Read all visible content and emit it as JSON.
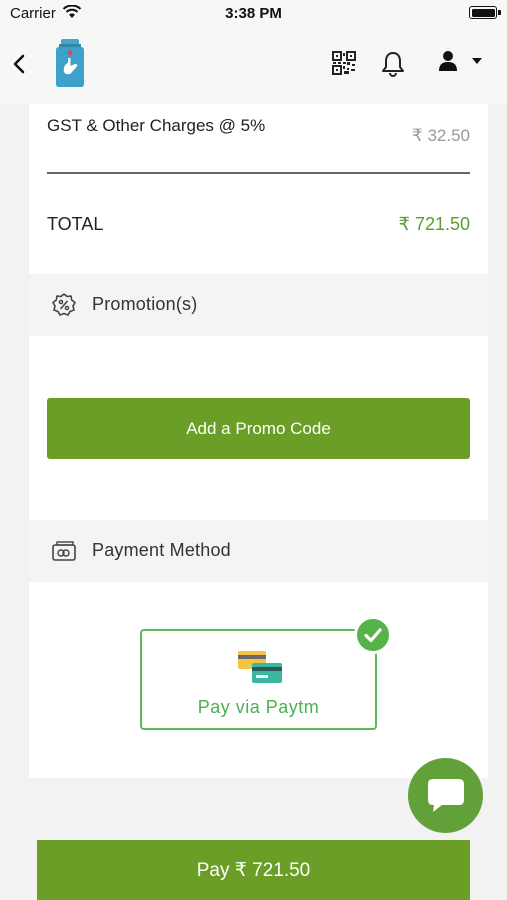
{
  "status_bar": {
    "carrier": "Carrier",
    "time": "3:38 PM"
  },
  "charges": {
    "gst_label": "GST & Other Charges @ 5%",
    "gst_value": "₹ 32.50",
    "total_label": "TOTAL",
    "total_value": "₹ 721.50"
  },
  "promotion": {
    "title": "Promotion(s)",
    "button_label": "Add a Promo Code"
  },
  "payment": {
    "title": "Payment Method",
    "option_label": "Pay via Paytm",
    "option_selected": true
  },
  "footer": {
    "pay_label": "Pay ₹ 721.50"
  },
  "colors": {
    "accent_green": "#6a9e27",
    "total_green": "#5a9e2e",
    "option_green": "#4caf50"
  },
  "icons": [
    "back-icon",
    "app-logo",
    "qr-code-icon",
    "bell-icon",
    "user-icon",
    "caret-down-icon",
    "promotion-icon",
    "payment-method-icon",
    "cards-icon",
    "check-icon",
    "chat-icon"
  ]
}
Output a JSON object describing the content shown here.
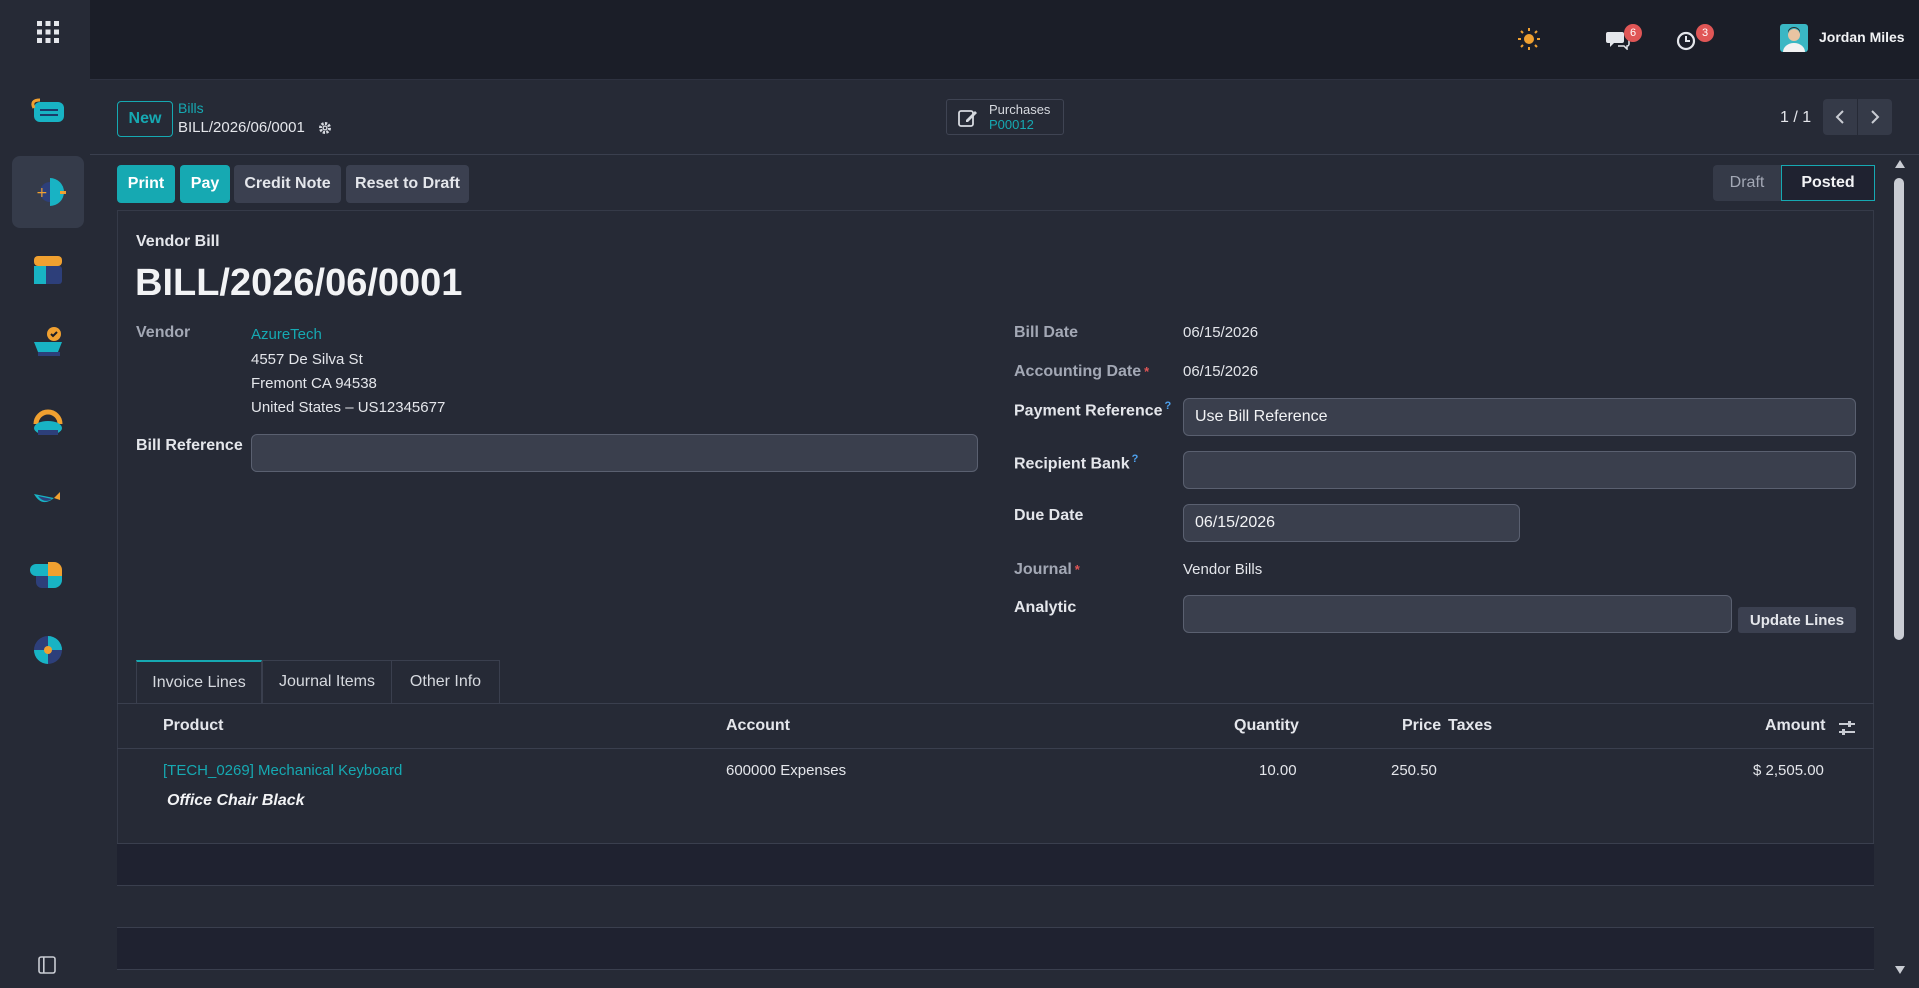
{
  "topbar": {
    "user_name": "Jordan Miles",
    "messages_count": "6",
    "activities_count": "3"
  },
  "breadcrumb": {
    "new_label": "New",
    "parent": "Bills",
    "current": "BILL/2026/06/0001"
  },
  "smart_button": {
    "label": "Purchases",
    "value": "P00012"
  },
  "pager": {
    "value": "1 / 1"
  },
  "actions": {
    "print": "Print",
    "pay": "Pay",
    "credit_note": "Credit Note",
    "reset": "Reset to Draft"
  },
  "status": {
    "draft": "Draft",
    "posted": "Posted"
  },
  "form": {
    "kind": "Vendor Bill",
    "name": "BILL/2026/06/0001",
    "vendor_label": "Vendor",
    "vendor_name": "AzureTech",
    "vendor_addr1": "4557 De Silva St",
    "vendor_addr2": "Fremont CA 94538",
    "vendor_addr3": "United States – US12345677",
    "bill_ref_label": "Bill Reference",
    "bill_ref_value": "",
    "bill_date_label": "Bill Date",
    "bill_date": "06/15/2026",
    "acc_date_label": "Accounting Date",
    "acc_date": "06/15/2026",
    "pay_ref_label": "Payment Reference",
    "pay_ref": "Use Bill Reference",
    "recipient_bank_label": "Recipient Bank",
    "recipient_bank": "",
    "due_date_label": "Due Date",
    "due_date": "06/15/2026",
    "journal_label": "Journal",
    "journal": "Vendor Bills",
    "analytic_label": "Analytic",
    "analytic": "",
    "update_lines": "Update Lines"
  },
  "tabs": [
    "Invoice Lines",
    "Journal Items",
    "Other Info"
  ],
  "table": {
    "headers": {
      "product": "Product",
      "account": "Account",
      "quantity": "Quantity",
      "price": "Price",
      "taxes": "Taxes",
      "amount": "Amount"
    },
    "rows": [
      {
        "product": "[TECH_0269] Mechanical Keyboard",
        "description": "Office Chair Black",
        "account": "600000 Expenses",
        "quantity": "10.00",
        "price": "250.50",
        "taxes": "",
        "amount": "$ 2,505.00"
      }
    ]
  },
  "colors": {
    "accent": "#16a9b2",
    "badge": "#e05656",
    "link": "#16a9b2"
  }
}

Exercise details — Write out the material above once more, exactly as it reads, with no pictures.

In response —
Read all visible content and emit it as JSON.
{
  "status_bar": {
    "carrier": "Carrier",
    "time": "3:38 PM"
  },
  "charges": {
    "gst_label": "GST & Other Charges @ 5%",
    "gst_value": "₹ 32.50",
    "total_label": "TOTAL",
    "total_value": "₹ 721.50"
  },
  "promotion": {
    "title": "Promotion(s)",
    "button_label": "Add a Promo Code"
  },
  "payment": {
    "title": "Payment Method",
    "option_label": "Pay via Paytm",
    "option_selected": true
  },
  "footer": {
    "pay_label": "Pay ₹ 721.50"
  },
  "colors": {
    "accent_green": "#6a9e27",
    "total_green": "#5a9e2e",
    "option_green": "#4caf50"
  },
  "icons": [
    "back-icon",
    "app-logo",
    "qr-code-icon",
    "bell-icon",
    "user-icon",
    "caret-down-icon",
    "promotion-icon",
    "payment-method-icon",
    "cards-icon",
    "check-icon",
    "chat-icon"
  ]
}
Output a JSON object describing the content shown here.
{
  "topbar": {
    "user_name": "Jordan Miles",
    "messages_count": "6",
    "activities_count": "3"
  },
  "breadcrumb": {
    "new_label": "New",
    "parent": "Bills",
    "current": "BILL/2026/06/0001"
  },
  "smart_button": {
    "label": "Purchases",
    "value": "P00012"
  },
  "pager": {
    "value": "1 / 1"
  },
  "actions": {
    "print": "Print",
    "pay": "Pay",
    "credit_note": "Credit Note",
    "reset": "Reset to Draft"
  },
  "status": {
    "draft": "Draft",
    "posted": "Posted"
  },
  "form": {
    "kind": "Vendor Bill",
    "name": "BILL/2026/06/0001",
    "vendor_label": "Vendor",
    "vendor_name": "AzureTech",
    "vendor_addr1": "4557 De Silva St",
    "vendor_addr2": "Fremont CA 94538",
    "vendor_addr3": "United States – US12345677",
    "bill_ref_label": "Bill Reference",
    "bill_ref_value": "",
    "bill_date_label": "Bill Date",
    "bill_date": "06/15/2026",
    "acc_date_label": "Accounting Date",
    "acc_date": "06/15/2026",
    "pay_ref_label": "Payment Reference",
    "pay_ref": "Use Bill Reference",
    "recipient_bank_label": "Recipient Bank",
    "recipient_bank": "",
    "due_date_label": "Due Date",
    "due_date": "06/15/2026",
    "journal_label": "Journal",
    "journal": "Vendor Bills",
    "analytic_label": "Analytic",
    "analytic": "",
    "update_lines": "Update Lines"
  },
  "tabs": [
    "Invoice Lines",
    "Journal Items",
    "Other Info"
  ],
  "table": {
    "headers": {
      "product": "Product",
      "account": "Account",
      "quantity": "Quantity",
      "price": "Price",
      "taxes": "Taxes",
      "amount": "Amount"
    },
    "rows": [
      {
        "product": "[TECH_0269] Mechanical Keyboard",
        "description": "Office Chair Black",
        "account": "600000 Expenses",
        "quantity": "10.00",
        "price": "250.50",
        "taxes": "",
        "amount": "$ 2,505.00"
      }
    ]
  },
  "colors": {
    "accent": "#16a9b2",
    "badge": "#e05656",
    "link": "#16a9b2"
  }
}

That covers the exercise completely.